* **CHALLENGE**: Write out the records that appear below, verbatim and complete, but without pictures.

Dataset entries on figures
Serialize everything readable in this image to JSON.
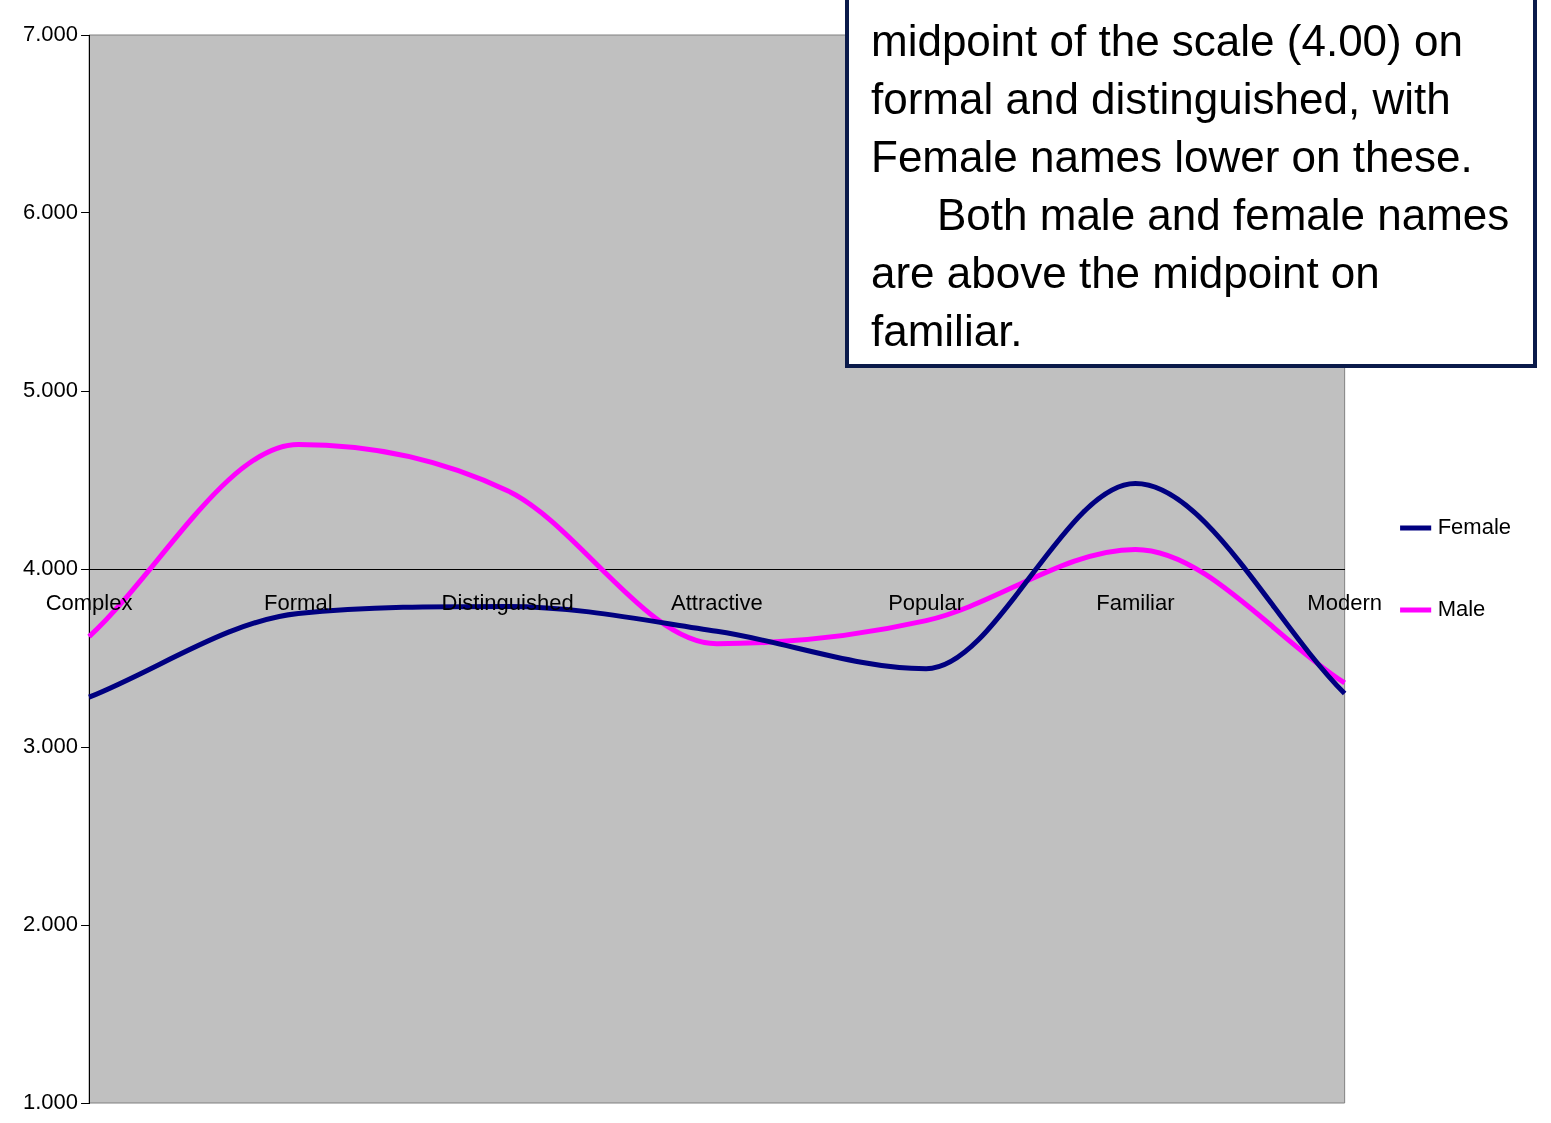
{
  "chart_data": {
    "type": "line",
    "categories": [
      "Complex",
      "Formal",
      "Distinguished",
      "Attractive",
      "Popular",
      "Familiar",
      "Modern"
    ],
    "series": [
      {
        "name": "Female",
        "color": "#000080",
        "values": [
          3.28,
          3.75,
          3.79,
          3.65,
          3.44,
          4.48,
          3.3
        ]
      },
      {
        "name": "Male",
        "color": "#ff00ff",
        "values": [
          3.62,
          4.7,
          4.44,
          3.58,
          3.71,
          4.11,
          3.36
        ]
      }
    ],
    "ylim": [
      1,
      7
    ],
    "yticks": [
      {
        "value": 1,
        "label": "1.000"
      },
      {
        "value": 2,
        "label": "2.000"
      },
      {
        "value": 3,
        "label": "3.000"
      },
      {
        "value": 4,
        "label": "4.000"
      },
      {
        "value": 5,
        "label": "5.000"
      },
      {
        "value": 6,
        "label": "6.000"
      },
      {
        "value": 7,
        "label": "7.000"
      }
    ],
    "grid": false,
    "legend": "right",
    "marker": "none",
    "line_style": "solid",
    "annotations": [
      "midpoint of the scale (4.00) on formal and distinguished, with Female names lower on these.",
      "Both male and female names are above the midpoint on familiar."
    ]
  }
}
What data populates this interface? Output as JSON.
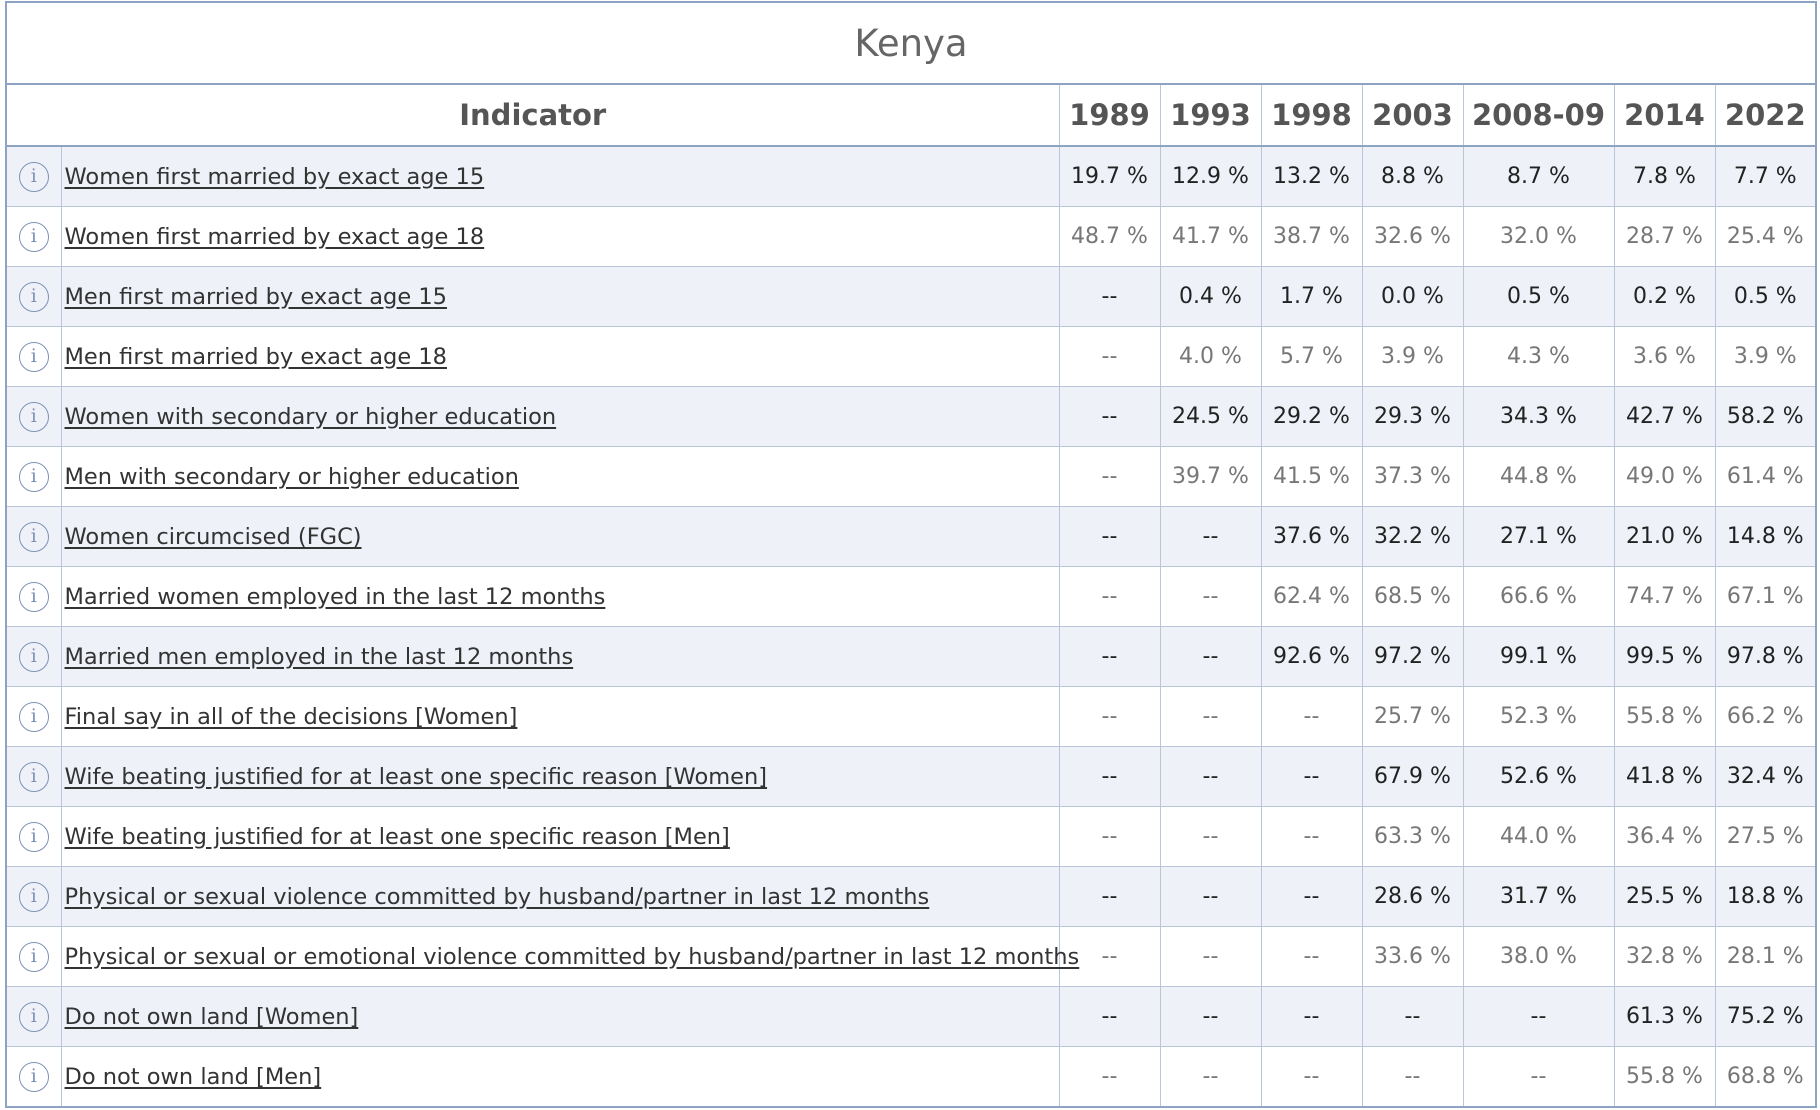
{
  "title": "Kenya",
  "columns": {
    "indicator": "Indicator",
    "years": [
      "1989",
      "1993",
      "1998",
      "2003",
      "2008-09",
      "2014",
      "2022"
    ]
  },
  "rows": [
    {
      "label": "Women first married by exact age 15",
      "values": [
        "19.7 %",
        "12.9 %",
        "13.2 %",
        "8.8 %",
        "8.7 %",
        "7.8 %",
        "7.7 %"
      ],
      "icon": "info-icon"
    },
    {
      "label": "Women first married by exact age 18",
      "values": [
        "48.7 %",
        "41.7 %",
        "38.7 %",
        "32.6 %",
        "32.0 %",
        "28.7 %",
        "25.4 %"
      ],
      "icon": "info-icon"
    },
    {
      "label": "Men first married by exact age 15",
      "values": [
        "--",
        "0.4 %",
        "1.7 %",
        "0.0 %",
        "0.5 %",
        "0.2 %",
        "0.5 %"
      ],
      "icon": "info-icon"
    },
    {
      "label": "Men first married by exact age 18",
      "values": [
        "--",
        "4.0 %",
        "5.7 %",
        "3.9 %",
        "4.3 %",
        "3.6 %",
        "3.9 %"
      ],
      "icon": "info-icon"
    },
    {
      "label": "Women with secondary or higher education",
      "values": [
        "--",
        "24.5 %",
        "29.2 %",
        "29.3 %",
        "34.3 %",
        "42.7 %",
        "58.2 %"
      ],
      "icon": "info-icon"
    },
    {
      "label": "Men with secondary or higher education",
      "values": [
        "--",
        "39.7 %",
        "41.5 %",
        "37.3 %",
        "44.8 %",
        "49.0 %",
        "61.4 %"
      ],
      "icon": "info-icon"
    },
    {
      "label": "Women circumcised (FGC)",
      "values": [
        "--",
        "--",
        "37.6 %",
        "32.2 %",
        "27.1 %",
        "21.0 %",
        "14.8 %"
      ],
      "icon": "info-icon"
    },
    {
      "label": "Married women employed in the last 12 months",
      "values": [
        "--",
        "--",
        "62.4 %",
        "68.5 %",
        "66.6 %",
        "74.7 %",
        "67.1 %"
      ],
      "icon": "info-icon"
    },
    {
      "label": "Married men employed in the last 12 months",
      "values": [
        "--",
        "--",
        "92.6 %",
        "97.2 %",
        "99.1 %",
        "99.5 %",
        "97.8 %"
      ],
      "icon": "info-icon"
    },
    {
      "label": "Final say in all of the decisions [Women]",
      "values": [
        "--",
        "--",
        "--",
        "25.7 %",
        "52.3 %",
        "55.8 %",
        "66.2 %"
      ],
      "icon": "info-icon"
    },
    {
      "label": "Wife beating justified for at least one specific reason [Women]",
      "values": [
        "--",
        "--",
        "--",
        "67.9 %",
        "52.6 %",
        "41.8 %",
        "32.4 %"
      ],
      "icon": "info-icon"
    },
    {
      "label": "Wife beating justified for at least one specific reason [Men]",
      "values": [
        "--",
        "--",
        "--",
        "63.3 %",
        "44.0 %",
        "36.4 %",
        "27.5 %"
      ],
      "icon": "info-icon"
    },
    {
      "label": "Physical or sexual violence committed by husband/partner in last 12 months",
      "values": [
        "--",
        "--",
        "--",
        "28.6 %",
        "31.7 %",
        "25.5 %",
        "18.8 %"
      ],
      "icon": "info-icon"
    },
    {
      "label": "Physical or sexual or emotional violence committed by husband/partner in last 12 months",
      "values": [
        "--",
        "--",
        "--",
        "33.6 %",
        "38.0 %",
        "32.8 %",
        "28.1 %"
      ],
      "icon": "info-icon"
    },
    {
      "label": "Do not own land [Women]",
      "values": [
        "--",
        "--",
        "--",
        "--",
        "--",
        "61.3 %",
        "75.2 %"
      ],
      "icon": "info-icon"
    },
    {
      "label": "Do not own land [Men]",
      "values": [
        "--",
        "--",
        "--",
        "--",
        "--",
        "55.8 %",
        "68.8 %"
      ],
      "icon": "info-icon"
    }
  ]
}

* **WRITTEN SOLUTION**:
Serialize everything readable in this image to JSON.
{
  "chart_data": {
    "type": "line",
    "categories": [
      "Complex",
      "Formal",
      "Distinguished",
      "Attractive",
      "Popular",
      "Familiar",
      "Modern"
    ],
    "series": [
      {
        "name": "Female",
        "color": "#000080",
        "values": [
          3.28,
          3.75,
          3.79,
          3.65,
          3.44,
          4.48,
          3.3
        ]
      },
      {
        "name": "Male",
        "color": "#ff00ff",
        "values": [
          3.62,
          4.7,
          4.44,
          3.58,
          3.71,
          4.11,
          3.36
        ]
      }
    ],
    "ylim": [
      1,
      7
    ],
    "yticks": [
      {
        "value": 1,
        "label": "1.000"
      },
      {
        "value": 2,
        "label": "2.000"
      },
      {
        "value": 3,
        "label": "3.000"
      },
      {
        "value": 4,
        "label": "4.000"
      },
      {
        "value": 5,
        "label": "5.000"
      },
      {
        "value": 6,
        "label": "6.000"
      },
      {
        "value": 7,
        "label": "7.000"
      }
    ],
    "grid": false,
    "legend": "right",
    "marker": "none",
    "line_style": "solid",
    "annotations": [
      "midpoint of the scale (4.00) on formal and distinguished, with Female names lower on these.",
      "Both male and female names are above the midpoint on familiar."
    ]
  }
}
What data populates this interface? Output as JSON.
{
  "title": "Kenya",
  "columns": {
    "indicator": "Indicator",
    "years": [
      "1989",
      "1993",
      "1998",
      "2003",
      "2008-09",
      "2014",
      "2022"
    ]
  },
  "rows": [
    {
      "label": "Women first married by exact age 15",
      "values": [
        "19.7 %",
        "12.9 %",
        "13.2 %",
        "8.8 %",
        "8.7 %",
        "7.8 %",
        "7.7 %"
      ],
      "icon": "info-icon"
    },
    {
      "label": "Women first married by exact age 18",
      "values": [
        "48.7 %",
        "41.7 %",
        "38.7 %",
        "32.6 %",
        "32.0 %",
        "28.7 %",
        "25.4 %"
      ],
      "icon": "info-icon"
    },
    {
      "label": "Men first married by exact age 15",
      "values": [
        "--",
        "0.4 %",
        "1.7 %",
        "0.0 %",
        "0.5 %",
        "0.2 %",
        "0.5 %"
      ],
      "icon": "info-icon"
    },
    {
      "label": "Men first married by exact age 18",
      "values": [
        "--",
        "4.0 %",
        "5.7 %",
        "3.9 %",
        "4.3 %",
        "3.6 %",
        "3.9 %"
      ],
      "icon": "info-icon"
    },
    {
      "label": "Women with secondary or higher education",
      "values": [
        "--",
        "24.5 %",
        "29.2 %",
        "29.3 %",
        "34.3 %",
        "42.7 %",
        "58.2 %"
      ],
      "icon": "info-icon"
    },
    {
      "label": "Men with secondary or higher education",
      "values": [
        "--",
        "39.7 %",
        "41.5 %",
        "37.3 %",
        "44.8 %",
        "49.0 %",
        "61.4 %"
      ],
      "icon": "info-icon"
    },
    {
      "label": "Women circumcised (FGC)",
      "values": [
        "--",
        "--",
        "37.6 %",
        "32.2 %",
        "27.1 %",
        "21.0 %",
        "14.8 %"
      ],
      "icon": "info-icon"
    },
    {
      "label": "Married women employed in the last 12 months",
      "values": [
        "--",
        "--",
        "62.4 %",
        "68.5 %",
        "66.6 %",
        "74.7 %",
        "67.1 %"
      ],
      "icon": "info-icon"
    },
    {
      "label": "Married men employed in the last 12 months",
      "values": [
        "--",
        "--",
        "92.6 %",
        "97.2 %",
        "99.1 %",
        "99.5 %",
        "97.8 %"
      ],
      "icon": "info-icon"
    },
    {
      "label": "Final say in all of the decisions [Women]",
      "values": [
        "--",
        "--",
        "--",
        "25.7 %",
        "52.3 %",
        "55.8 %",
        "66.2 %"
      ],
      "icon": "info-icon"
    },
    {
      "label": "Wife beating justified for at least one specific reason [Women]",
      "values": [
        "--",
        "--",
        "--",
        "67.9 %",
        "52.6 %",
        "41.8 %",
        "32.4 %"
      ],
      "icon": "info-icon"
    },
    {
      "label": "Wife beating justified for at least one specific reason [Men]",
      "values": [
        "--",
        "--",
        "--",
        "63.3 %",
        "44.0 %",
        "36.4 %",
        "27.5 %"
      ],
      "icon": "info-icon"
    },
    {
      "label": "Physical or sexual violence committed by husband/partner in last 12 months",
      "values": [
        "--",
        "--",
        "--",
        "28.6 %",
        "31.7 %",
        "25.5 %",
        "18.8 %"
      ],
      "icon": "info-icon"
    },
    {
      "label": "Physical or sexual or emotional violence committed by husband/partner in last 12 months",
      "values": [
        "--",
        "--",
        "--",
        "33.6 %",
        "38.0 %",
        "32.8 %",
        "28.1 %"
      ],
      "icon": "info-icon"
    },
    {
      "label": "Do not own land [Women]",
      "values": [
        "--",
        "--",
        "--",
        "--",
        "--",
        "61.3 %",
        "75.2 %"
      ],
      "icon": "info-icon"
    },
    {
      "label": "Do not own land [Men]",
      "values": [
        "--",
        "--",
        "--",
        "--",
        "--",
        "55.8 %",
        "68.8 %"
      ],
      "icon": "info-icon"
    }
  ]
}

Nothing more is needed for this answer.